## START RAW RECORDS

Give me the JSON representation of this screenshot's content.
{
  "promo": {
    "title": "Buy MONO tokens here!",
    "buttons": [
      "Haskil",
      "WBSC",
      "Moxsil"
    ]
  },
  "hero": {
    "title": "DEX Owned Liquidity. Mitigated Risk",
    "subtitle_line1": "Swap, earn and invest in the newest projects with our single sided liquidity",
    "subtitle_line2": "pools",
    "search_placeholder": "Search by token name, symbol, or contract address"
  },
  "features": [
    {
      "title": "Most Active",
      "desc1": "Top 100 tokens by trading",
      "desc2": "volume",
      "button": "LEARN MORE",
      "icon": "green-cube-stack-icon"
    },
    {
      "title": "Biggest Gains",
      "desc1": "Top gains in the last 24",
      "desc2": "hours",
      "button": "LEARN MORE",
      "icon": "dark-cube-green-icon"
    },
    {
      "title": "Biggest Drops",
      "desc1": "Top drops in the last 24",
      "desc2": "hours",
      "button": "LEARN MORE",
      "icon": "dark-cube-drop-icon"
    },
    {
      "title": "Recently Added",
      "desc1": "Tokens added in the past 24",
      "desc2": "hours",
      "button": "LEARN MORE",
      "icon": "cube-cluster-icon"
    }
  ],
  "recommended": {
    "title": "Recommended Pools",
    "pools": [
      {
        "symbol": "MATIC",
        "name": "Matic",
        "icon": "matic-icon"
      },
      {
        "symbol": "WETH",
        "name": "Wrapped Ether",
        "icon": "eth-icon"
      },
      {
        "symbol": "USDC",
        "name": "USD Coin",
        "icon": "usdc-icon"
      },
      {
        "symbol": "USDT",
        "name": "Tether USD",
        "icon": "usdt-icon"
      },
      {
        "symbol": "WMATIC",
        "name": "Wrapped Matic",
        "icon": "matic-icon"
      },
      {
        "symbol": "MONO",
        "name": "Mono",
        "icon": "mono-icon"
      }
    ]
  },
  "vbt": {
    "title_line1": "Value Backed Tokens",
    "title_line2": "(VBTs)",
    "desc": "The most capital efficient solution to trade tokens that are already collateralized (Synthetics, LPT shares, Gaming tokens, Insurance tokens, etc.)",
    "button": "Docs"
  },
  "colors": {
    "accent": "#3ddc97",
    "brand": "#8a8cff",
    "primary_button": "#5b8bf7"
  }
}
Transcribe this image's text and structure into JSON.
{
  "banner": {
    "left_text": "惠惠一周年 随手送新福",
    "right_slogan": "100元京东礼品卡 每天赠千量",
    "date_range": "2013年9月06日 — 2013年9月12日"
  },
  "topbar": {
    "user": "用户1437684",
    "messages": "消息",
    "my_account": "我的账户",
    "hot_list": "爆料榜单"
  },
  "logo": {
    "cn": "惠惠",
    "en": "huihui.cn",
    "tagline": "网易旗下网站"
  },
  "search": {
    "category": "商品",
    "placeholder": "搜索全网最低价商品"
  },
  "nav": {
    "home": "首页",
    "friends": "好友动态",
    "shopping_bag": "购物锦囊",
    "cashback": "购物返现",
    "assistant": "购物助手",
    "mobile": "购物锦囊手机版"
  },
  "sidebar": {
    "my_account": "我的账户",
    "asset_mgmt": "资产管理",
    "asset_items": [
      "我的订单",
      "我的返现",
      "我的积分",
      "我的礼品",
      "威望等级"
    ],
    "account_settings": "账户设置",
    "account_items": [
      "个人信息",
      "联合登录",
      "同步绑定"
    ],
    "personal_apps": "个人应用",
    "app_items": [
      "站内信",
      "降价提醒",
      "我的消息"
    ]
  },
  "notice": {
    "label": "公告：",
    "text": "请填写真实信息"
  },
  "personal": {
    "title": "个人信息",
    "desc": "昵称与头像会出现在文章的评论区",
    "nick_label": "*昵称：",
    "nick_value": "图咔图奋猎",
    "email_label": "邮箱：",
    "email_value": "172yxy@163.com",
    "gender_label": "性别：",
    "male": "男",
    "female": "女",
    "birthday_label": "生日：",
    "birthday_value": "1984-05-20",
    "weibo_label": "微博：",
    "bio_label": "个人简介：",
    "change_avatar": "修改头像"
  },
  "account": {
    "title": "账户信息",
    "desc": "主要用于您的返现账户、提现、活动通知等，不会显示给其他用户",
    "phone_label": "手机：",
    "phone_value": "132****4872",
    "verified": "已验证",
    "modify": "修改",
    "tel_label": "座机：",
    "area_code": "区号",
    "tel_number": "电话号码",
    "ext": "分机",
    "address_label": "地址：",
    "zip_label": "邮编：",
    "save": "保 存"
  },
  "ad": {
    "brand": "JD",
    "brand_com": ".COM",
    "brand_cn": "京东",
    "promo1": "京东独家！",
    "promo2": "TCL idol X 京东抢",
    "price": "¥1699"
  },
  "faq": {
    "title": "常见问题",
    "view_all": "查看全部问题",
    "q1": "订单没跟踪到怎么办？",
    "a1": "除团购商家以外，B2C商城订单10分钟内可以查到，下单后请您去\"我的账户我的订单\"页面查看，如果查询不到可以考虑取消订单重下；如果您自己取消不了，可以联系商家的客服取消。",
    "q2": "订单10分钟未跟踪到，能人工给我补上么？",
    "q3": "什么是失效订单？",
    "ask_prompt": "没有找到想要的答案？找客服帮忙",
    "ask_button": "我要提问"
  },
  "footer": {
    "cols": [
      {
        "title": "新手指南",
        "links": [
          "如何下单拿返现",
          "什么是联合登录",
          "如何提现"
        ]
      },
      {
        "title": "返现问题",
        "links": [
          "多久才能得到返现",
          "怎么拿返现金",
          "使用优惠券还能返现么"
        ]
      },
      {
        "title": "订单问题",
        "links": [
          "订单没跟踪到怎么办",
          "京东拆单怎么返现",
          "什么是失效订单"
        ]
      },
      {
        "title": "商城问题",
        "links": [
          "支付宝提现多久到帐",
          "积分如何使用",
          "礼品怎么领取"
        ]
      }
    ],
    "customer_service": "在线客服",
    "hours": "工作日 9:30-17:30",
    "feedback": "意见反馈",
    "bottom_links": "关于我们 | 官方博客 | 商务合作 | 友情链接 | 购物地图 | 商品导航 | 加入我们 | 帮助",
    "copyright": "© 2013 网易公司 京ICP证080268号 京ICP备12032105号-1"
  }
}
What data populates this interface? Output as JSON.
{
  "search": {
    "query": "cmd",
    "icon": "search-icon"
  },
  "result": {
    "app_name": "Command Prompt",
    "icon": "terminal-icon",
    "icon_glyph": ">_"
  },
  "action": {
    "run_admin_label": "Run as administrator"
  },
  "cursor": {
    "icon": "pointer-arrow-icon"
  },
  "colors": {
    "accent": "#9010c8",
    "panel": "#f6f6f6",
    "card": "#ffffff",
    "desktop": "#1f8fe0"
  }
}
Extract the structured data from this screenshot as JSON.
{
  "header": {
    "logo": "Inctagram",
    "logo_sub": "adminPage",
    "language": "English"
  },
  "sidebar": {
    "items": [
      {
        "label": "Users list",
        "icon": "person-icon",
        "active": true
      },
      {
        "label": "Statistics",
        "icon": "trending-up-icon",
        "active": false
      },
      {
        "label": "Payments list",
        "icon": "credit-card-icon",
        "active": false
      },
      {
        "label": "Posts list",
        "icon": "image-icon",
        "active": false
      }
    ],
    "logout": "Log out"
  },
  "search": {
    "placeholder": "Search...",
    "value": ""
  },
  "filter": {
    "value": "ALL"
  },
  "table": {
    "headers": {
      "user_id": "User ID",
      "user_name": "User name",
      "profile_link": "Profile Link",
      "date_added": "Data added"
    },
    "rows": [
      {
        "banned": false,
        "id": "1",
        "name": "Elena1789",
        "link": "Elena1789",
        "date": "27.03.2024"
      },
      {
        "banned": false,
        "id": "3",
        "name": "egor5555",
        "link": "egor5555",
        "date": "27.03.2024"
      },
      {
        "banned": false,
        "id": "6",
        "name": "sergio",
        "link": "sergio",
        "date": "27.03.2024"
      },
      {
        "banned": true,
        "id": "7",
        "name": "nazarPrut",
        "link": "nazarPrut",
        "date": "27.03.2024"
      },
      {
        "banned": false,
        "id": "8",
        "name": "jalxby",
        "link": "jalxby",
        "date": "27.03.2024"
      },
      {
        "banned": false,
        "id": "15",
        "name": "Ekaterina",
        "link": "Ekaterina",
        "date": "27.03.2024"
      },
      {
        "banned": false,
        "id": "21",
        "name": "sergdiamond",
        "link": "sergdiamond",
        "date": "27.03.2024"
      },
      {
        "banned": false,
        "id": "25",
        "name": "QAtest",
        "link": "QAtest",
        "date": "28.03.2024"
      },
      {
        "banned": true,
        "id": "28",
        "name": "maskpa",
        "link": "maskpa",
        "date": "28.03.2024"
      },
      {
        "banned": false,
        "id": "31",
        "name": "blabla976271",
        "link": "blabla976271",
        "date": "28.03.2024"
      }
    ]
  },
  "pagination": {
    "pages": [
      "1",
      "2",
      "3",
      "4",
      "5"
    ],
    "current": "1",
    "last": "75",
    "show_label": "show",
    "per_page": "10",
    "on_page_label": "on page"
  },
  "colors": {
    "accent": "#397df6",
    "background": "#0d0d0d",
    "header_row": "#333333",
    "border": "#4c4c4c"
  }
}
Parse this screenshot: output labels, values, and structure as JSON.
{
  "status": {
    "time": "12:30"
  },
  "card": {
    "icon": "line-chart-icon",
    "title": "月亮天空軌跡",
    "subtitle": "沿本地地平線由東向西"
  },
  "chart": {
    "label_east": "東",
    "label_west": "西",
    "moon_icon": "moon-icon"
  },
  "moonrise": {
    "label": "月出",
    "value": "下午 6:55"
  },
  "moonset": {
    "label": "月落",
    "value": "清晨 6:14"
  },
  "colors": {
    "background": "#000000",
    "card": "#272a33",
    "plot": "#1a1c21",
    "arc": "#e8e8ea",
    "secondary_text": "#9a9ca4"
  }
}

## END RAW RECORDS

▶ **YOUR INSTRUCTIONS**:
Each line in the entries above that includes the string "cube" should be extracted.

▶ **WRITTEN SOLUTION**:
      "icon": "green-cube-stack-icon"
      "icon": "dark-cube-green-icon"
      "icon": "dark-cube-drop-icon"
      "icon": "cube-cluster-icon"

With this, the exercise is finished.